▶ PROBLEM DETAILS
Exclude images, then output the remaining data verbatim.

▶ DATASET EXCERPTS

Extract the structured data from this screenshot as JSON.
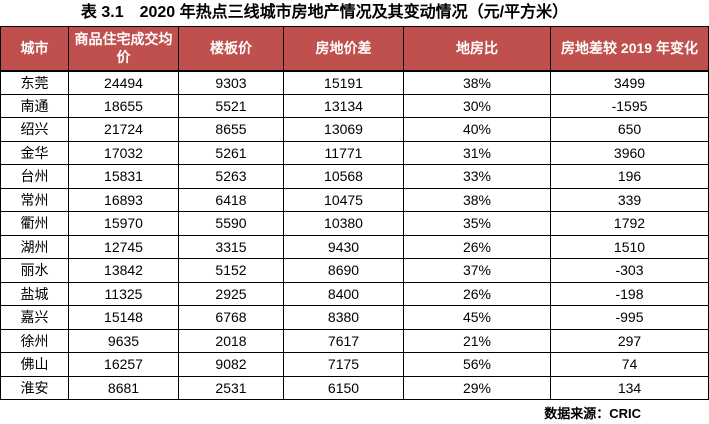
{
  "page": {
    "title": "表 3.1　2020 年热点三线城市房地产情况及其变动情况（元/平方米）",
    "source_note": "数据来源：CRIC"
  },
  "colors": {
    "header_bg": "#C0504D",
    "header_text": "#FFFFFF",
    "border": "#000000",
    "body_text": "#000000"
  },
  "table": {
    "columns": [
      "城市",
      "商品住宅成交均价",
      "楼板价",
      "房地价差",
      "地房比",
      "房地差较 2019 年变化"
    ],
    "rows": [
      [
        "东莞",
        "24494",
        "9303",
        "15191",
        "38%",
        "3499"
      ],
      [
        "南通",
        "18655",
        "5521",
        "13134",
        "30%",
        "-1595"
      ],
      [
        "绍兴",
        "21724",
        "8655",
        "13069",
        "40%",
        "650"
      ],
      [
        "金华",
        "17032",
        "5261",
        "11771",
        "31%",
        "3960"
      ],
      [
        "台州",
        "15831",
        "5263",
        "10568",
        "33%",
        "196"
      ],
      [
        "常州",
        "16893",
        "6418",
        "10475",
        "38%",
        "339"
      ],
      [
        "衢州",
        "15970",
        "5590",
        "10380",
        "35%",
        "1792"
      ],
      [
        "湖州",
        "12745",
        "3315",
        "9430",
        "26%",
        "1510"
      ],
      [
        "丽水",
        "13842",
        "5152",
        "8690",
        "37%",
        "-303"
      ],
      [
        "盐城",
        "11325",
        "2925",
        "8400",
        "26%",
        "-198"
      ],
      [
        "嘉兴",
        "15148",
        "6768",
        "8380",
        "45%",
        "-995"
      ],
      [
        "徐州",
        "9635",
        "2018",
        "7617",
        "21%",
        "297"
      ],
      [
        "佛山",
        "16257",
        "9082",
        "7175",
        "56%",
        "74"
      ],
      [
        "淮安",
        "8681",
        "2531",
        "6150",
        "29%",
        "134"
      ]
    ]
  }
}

▶ RESULT OF THE EXERCISE
Extract the structured data from this screenshot as JSON.
{
  "page": {
    "title": "表 3.1　2020 年热点三线城市房地产情况及其变动情况（元/平方米）",
    "source_note": "数据来源：CRIC"
  },
  "colors": {
    "header_bg": "#C0504D",
    "header_text": "#FFFFFF",
    "border": "#000000",
    "body_text": "#000000"
  },
  "table": {
    "columns": [
      "城市",
      "商品住宅成交均价",
      "楼板价",
      "房地价差",
      "地房比",
      "房地差较 2019 年变化"
    ],
    "rows": [
      [
        "东莞",
        "24494",
        "9303",
        "15191",
        "38%",
        "3499"
      ],
      [
        "南通",
        "18655",
        "5521",
        "13134",
        "30%",
        "-1595"
      ],
      [
        "绍兴",
        "21724",
        "8655",
        "13069",
        "40%",
        "650"
      ],
      [
        "金华",
        "17032",
        "5261",
        "11771",
        "31%",
        "3960"
      ],
      [
        "台州",
        "15831",
        "5263",
        "10568",
        "33%",
        "196"
      ],
      [
        "常州",
        "16893",
        "6418",
        "10475",
        "38%",
        "339"
      ],
      [
        "衢州",
        "15970",
        "5590",
        "10380",
        "35%",
        "1792"
      ],
      [
        "湖州",
        "12745",
        "3315",
        "9430",
        "26%",
        "1510"
      ],
      [
        "丽水",
        "13842",
        "5152",
        "8690",
        "37%",
        "-303"
      ],
      [
        "盐城",
        "11325",
        "2925",
        "8400",
        "26%",
        "-198"
      ],
      [
        "嘉兴",
        "15148",
        "6768",
        "8380",
        "45%",
        "-995"
      ],
      [
        "徐州",
        "9635",
        "2018",
        "7617",
        "21%",
        "297"
      ],
      [
        "佛山",
        "16257",
        "9082",
        "7175",
        "56%",
        "74"
      ],
      [
        "淮安",
        "8681",
        "2531",
        "6150",
        "29%",
        "134"
      ]
    ]
  }
}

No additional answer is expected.